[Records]
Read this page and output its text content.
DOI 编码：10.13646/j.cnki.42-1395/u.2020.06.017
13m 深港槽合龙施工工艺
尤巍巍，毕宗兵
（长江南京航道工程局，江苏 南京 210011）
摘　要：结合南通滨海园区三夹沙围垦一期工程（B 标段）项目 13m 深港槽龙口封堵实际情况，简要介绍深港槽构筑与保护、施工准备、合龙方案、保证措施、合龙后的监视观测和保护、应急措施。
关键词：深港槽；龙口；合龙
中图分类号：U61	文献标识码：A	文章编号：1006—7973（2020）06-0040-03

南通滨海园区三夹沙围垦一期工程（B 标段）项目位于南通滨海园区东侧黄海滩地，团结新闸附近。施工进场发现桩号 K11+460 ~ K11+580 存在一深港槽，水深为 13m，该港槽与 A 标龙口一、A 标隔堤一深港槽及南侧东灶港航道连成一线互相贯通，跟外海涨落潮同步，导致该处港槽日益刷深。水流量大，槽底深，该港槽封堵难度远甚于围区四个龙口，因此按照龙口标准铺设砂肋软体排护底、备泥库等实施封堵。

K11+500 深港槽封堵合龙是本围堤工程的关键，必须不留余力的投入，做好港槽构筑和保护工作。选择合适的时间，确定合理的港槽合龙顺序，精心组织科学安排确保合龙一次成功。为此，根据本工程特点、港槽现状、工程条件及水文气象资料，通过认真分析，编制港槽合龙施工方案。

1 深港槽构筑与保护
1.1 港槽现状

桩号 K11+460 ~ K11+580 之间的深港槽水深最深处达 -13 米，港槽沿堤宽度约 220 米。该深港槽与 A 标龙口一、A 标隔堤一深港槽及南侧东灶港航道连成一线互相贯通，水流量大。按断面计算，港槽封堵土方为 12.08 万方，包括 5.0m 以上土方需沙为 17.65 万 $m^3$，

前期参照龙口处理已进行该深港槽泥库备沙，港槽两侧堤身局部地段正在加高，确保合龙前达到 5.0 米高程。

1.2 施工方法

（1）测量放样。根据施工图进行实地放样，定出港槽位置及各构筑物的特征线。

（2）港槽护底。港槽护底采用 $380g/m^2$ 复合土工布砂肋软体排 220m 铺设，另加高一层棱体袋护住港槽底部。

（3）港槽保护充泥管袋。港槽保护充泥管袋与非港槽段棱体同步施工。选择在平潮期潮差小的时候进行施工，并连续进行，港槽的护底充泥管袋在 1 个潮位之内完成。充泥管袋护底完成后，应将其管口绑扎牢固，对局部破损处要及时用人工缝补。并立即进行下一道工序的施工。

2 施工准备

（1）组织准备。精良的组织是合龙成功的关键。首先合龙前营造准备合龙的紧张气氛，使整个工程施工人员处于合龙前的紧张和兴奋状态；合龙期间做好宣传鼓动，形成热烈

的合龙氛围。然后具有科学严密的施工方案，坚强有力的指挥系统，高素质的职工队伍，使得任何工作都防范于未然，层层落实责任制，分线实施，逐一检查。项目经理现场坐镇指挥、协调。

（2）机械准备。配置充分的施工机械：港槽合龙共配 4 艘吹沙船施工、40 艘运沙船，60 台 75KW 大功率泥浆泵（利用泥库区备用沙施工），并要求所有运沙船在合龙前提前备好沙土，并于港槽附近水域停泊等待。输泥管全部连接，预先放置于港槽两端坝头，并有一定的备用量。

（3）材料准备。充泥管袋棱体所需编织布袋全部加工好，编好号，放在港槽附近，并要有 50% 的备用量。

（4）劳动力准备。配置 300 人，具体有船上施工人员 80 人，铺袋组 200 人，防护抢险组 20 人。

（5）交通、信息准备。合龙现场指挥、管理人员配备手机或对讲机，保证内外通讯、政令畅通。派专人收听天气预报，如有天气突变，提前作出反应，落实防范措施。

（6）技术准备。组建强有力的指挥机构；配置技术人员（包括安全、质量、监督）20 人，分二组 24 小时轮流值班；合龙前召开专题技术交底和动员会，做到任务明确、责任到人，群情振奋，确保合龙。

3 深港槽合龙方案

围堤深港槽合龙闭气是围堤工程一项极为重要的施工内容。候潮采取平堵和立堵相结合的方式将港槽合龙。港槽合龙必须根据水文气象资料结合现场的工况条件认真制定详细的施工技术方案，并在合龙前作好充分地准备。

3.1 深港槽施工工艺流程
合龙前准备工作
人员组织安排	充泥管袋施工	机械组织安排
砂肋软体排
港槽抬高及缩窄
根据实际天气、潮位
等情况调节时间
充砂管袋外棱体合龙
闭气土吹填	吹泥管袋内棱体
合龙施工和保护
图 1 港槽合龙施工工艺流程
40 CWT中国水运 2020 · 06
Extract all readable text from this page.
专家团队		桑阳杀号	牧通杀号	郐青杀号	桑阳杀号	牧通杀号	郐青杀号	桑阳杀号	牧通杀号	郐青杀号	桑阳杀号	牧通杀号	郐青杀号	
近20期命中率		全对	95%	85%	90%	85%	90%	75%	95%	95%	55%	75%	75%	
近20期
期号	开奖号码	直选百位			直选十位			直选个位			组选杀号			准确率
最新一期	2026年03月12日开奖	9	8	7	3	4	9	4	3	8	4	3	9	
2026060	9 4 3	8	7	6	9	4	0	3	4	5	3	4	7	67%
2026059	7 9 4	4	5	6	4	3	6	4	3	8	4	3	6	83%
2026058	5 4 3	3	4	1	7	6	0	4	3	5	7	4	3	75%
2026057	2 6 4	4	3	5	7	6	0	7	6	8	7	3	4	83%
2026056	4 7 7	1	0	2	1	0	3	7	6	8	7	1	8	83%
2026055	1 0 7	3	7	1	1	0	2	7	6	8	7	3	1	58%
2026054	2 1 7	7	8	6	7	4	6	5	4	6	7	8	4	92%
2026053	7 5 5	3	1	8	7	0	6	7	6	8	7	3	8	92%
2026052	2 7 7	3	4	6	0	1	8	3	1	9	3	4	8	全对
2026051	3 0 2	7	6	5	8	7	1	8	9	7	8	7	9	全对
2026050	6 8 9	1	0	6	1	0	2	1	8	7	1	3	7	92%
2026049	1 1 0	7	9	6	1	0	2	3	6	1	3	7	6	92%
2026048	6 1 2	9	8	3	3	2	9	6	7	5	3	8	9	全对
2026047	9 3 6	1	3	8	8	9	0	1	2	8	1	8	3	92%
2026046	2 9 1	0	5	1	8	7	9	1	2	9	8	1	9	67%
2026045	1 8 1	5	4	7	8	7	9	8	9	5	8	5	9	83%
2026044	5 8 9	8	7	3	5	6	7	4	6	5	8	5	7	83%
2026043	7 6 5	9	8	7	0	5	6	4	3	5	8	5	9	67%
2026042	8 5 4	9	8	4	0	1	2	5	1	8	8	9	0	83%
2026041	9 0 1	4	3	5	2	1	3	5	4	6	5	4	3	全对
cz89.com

**YOUR OBJECTIVE**:
Each entry above is to be set down again in exactly the same words.

**EXPECTED OUTPUT**:
Read this page and output its text content.
DOI 编码：10.13646/j.cnki.42-1395/u.2020.06.017
13m 深港槽合龙施工工艺
尤巍巍，毕宗兵
（长江南京航道工程局，江苏 南京 210011）
摘　要：结合南通滨海园区三夹沙围垦一期工程（B 标段）项目 13m 深港槽龙口封堵实际情况，简要介绍深港槽构筑与保护、施工准备、合龙方案、保证措施、合龙后的监视观测和保护、应急措施。
关键词：深港槽；龙口；合龙
中图分类号：U61	文献标识码：A	文章编号：1006—7973（2020）06-0040-03

南通滨海园区三夹沙围垦一期工程（B 标段）项目位于南通滨海园区东侧黄海滩地，团结新闸附近。施工进场发现桩号 K11+460 ~ K11+580 存在一深港槽，水深为 13m，该港槽与 A 标龙口一、A 标隔堤一深港槽及南侧东灶港航道连成一线互相贯通，跟外海涨落潮同步，导致该处港槽日益刷深。水流量大，槽底深，该港槽封堵难度远甚于围区四个龙口，因此按照龙口标准铺设砂肋软体排护底、备泥库等实施封堵。

K11+500 深港槽封堵合龙是本围堤工程的关键，必须不留余力的投入，做好港槽构筑和保护工作。选择合适的时间，确定合理的港槽合龙顺序，精心组织科学安排确保合龙一次成功。为此，根据本工程特点、港槽现状、工程条件及水文气象资料，通过认真分析，编制港槽合龙施工方案。

1 深港槽构筑与保护
1.1 港槽现状

桩号 K11+460 ~ K11+580 之间的深港槽水深最深处达 -13 米，港槽沿堤宽度约 220 米。该深港槽与 A 标龙口一、A 标隔堤一深港槽及南侧东灶港航道连成一线互相贯通，水流量大。按断面计算，港槽封堵土方为 12.08 万方，包括 5.0m 以上土方需沙为 17.65 万 $m^3$，

前期参照龙口处理已进行该深港槽泥库备沙，港槽两侧堤身局部地段正在加高，确保合龙前达到 5.0 米高程。

1.2 施工方法

（1）测量放样。根据施工图进行实地放样，定出港槽位置及各构筑物的特征线。

（2）港槽护底。港槽护底采用 $380g/m^2$ 复合土工布砂肋软体排 220m 铺设，另加高一层棱体袋护住港槽底部。

（3）港槽保护充泥管袋。港槽保护充泥管袋与非港槽段棱体同步施工。选择在平潮期潮差小的时候进行施工，并连续进行，港槽的护底充泥管袋在 1 个潮位之内完成。充泥管袋护底完成后，应将其管口绑扎牢固，对局部破损处要及时用人工缝补。并立即进行下一道工序的施工。

2 施工准备

（1）组织准备。精良的组织是合龙成功的关键。首先合龙前营造准备合龙的紧张气氛，使整个工程施工人员处于合龙前的紧张和兴奋状态；合龙期间做好宣传鼓动，形成热烈

的合龙氛围。然后具有科学严密的施工方案，坚强有力的指挥系统，高素质的职工队伍，使得任何工作都防范于未然，层层落实责任制，分线实施，逐一检查。项目经理现场坐镇指挥、协调。

（2）机械准备。配置充分的施工机械：港槽合龙共配 4 艘吹沙船施工、40 艘运沙船，60 台 75KW 大功率泥浆泵（利用泥库区备用沙施工），并要求所有运沙船在合龙前提前备好沙土，并于港槽附近水域停泊等待。输泥管全部连接，预先放置于港槽两端坝头，并有一定的备用量。

（3）材料准备。充泥管袋棱体所需编织布袋全部加工好，编好号，放在港槽附近，并要有 50% 的备用量。

（4）劳动力准备。配置 300 人，具体有船上施工人员 80 人，铺袋组 200 人，防护抢险组 20 人。

（5）交通、信息准备。合龙现场指挥、管理人员配备手机或对讲机，保证内外通讯、政令畅通。派专人收听天气预报，如有天气突变，提前作出反应，落实防范措施。

（6）技术准备。组建强有力的指挥机构；配置技术人员（包括安全、质量、监督）20 人，分二组 24 小时轮流值班；合龙前召开专题技术交底和动员会，做到任务明确、责任到人，群情振奋，确保合龙。

3 深港槽合龙方案

围堤深港槽合龙闭气是围堤工程一项极为重要的施工内容。候潮采取平堵和立堵相结合的方式将港槽合龙。港槽合龙必须根据水文气象资料结合现场的工况条件认真制定详细的施工技术方案，并在合龙前作好充分地准备。

3.1 深港槽施工工艺流程
合龙前准备工作
人员组织安排	充泥管袋施工	机械组织安排
砂肋软体排
港槽抬高及缩窄
根据实际天气、潮位
等情况调节时间
充砂管袋外棱体合龙
闭气土吹填	吹泥管袋内棱体
合龙施工和保护
图 1 港槽合龙施工工艺流程
40 CWT中国水运 2020 · 06
Extract all readable text from this page.
专家团队		桑阳杀号	牧通杀号	郐青杀号	桑阳杀号	牧通杀号	郐青杀号	桑阳杀号	牧通杀号	郐青杀号	桑阳杀号	牧通杀号	郐青杀号	
近20期命中率		全对	95%	85%	90%	85%	90%	75%	95%	95%	55%	75%	75%	
近20期
期号	开奖号码	直选百位			直选十位			直选个位			组选杀号			准确率
最新一期	2026年03月12日开奖	9	8	7	3	4	9	4	3	8	4	3	9	
2026060	9 4 3	8	7	6	9	4	0	3	4	5	3	4	7	67%
2026059	7 9 4	4	5	6	4	3	6	4	3	8	4	3	6	83%
2026058	5 4 3	3	4	1	7	6	0	4	3	5	7	4	3	75%
2026057	2 6 4	4	3	5	7	6	0	7	6	8	7	3	4	83%
2026056	4 7 7	1	0	2	1	0	3	7	6	8	7	1	8	83%
2026055	1 0 7	3	7	1	1	0	2	7	6	8	7	3	1	58%
2026054	2 1 7	7	8	6	7	4	6	5	4	6	7	8	4	92%
2026053	7 5 5	3	1	8	7	0	6	7	6	8	7	3	8	92%
2026052	2 7 7	3	4	6	0	1	8	3	1	9	3	4	8	全对
2026051	3 0 2	7	6	5	8	7	1	8	9	7	8	7	9	全对
2026050	6 8 9	1	0	6	1	0	2	1	8	7	1	3	7	92%
2026049	1 1 0	7	9	6	1	0	2	3	6	1	3	7	6	92%
2026048	6 1 2	9	8	3	3	2	9	6	7	5	3	8	9	全对
2026047	9 3 6	1	3	8	8	9	0	1	2	8	1	8	3	92%
2026046	2 9 1	0	5	1	8	7	9	1	2	9	8	1	9	67%
2026045	1 8 1	5	4	7	8	7	9	8	9	5	8	5	9	83%
2026044	5 8 9	8	7	3	5	6	7	4	6	5	8	5	7	83%
2026043	7 6 5	9	8	7	0	5	6	4	3	5	8	5	9	67%
2026042	8 5 4	9	8	4	0	1	2	5	1	8	8	9	0	83%
2026041	9 0 1	4	3	5	2	1	3	5	4	6	5	4	3	全对
cz89.com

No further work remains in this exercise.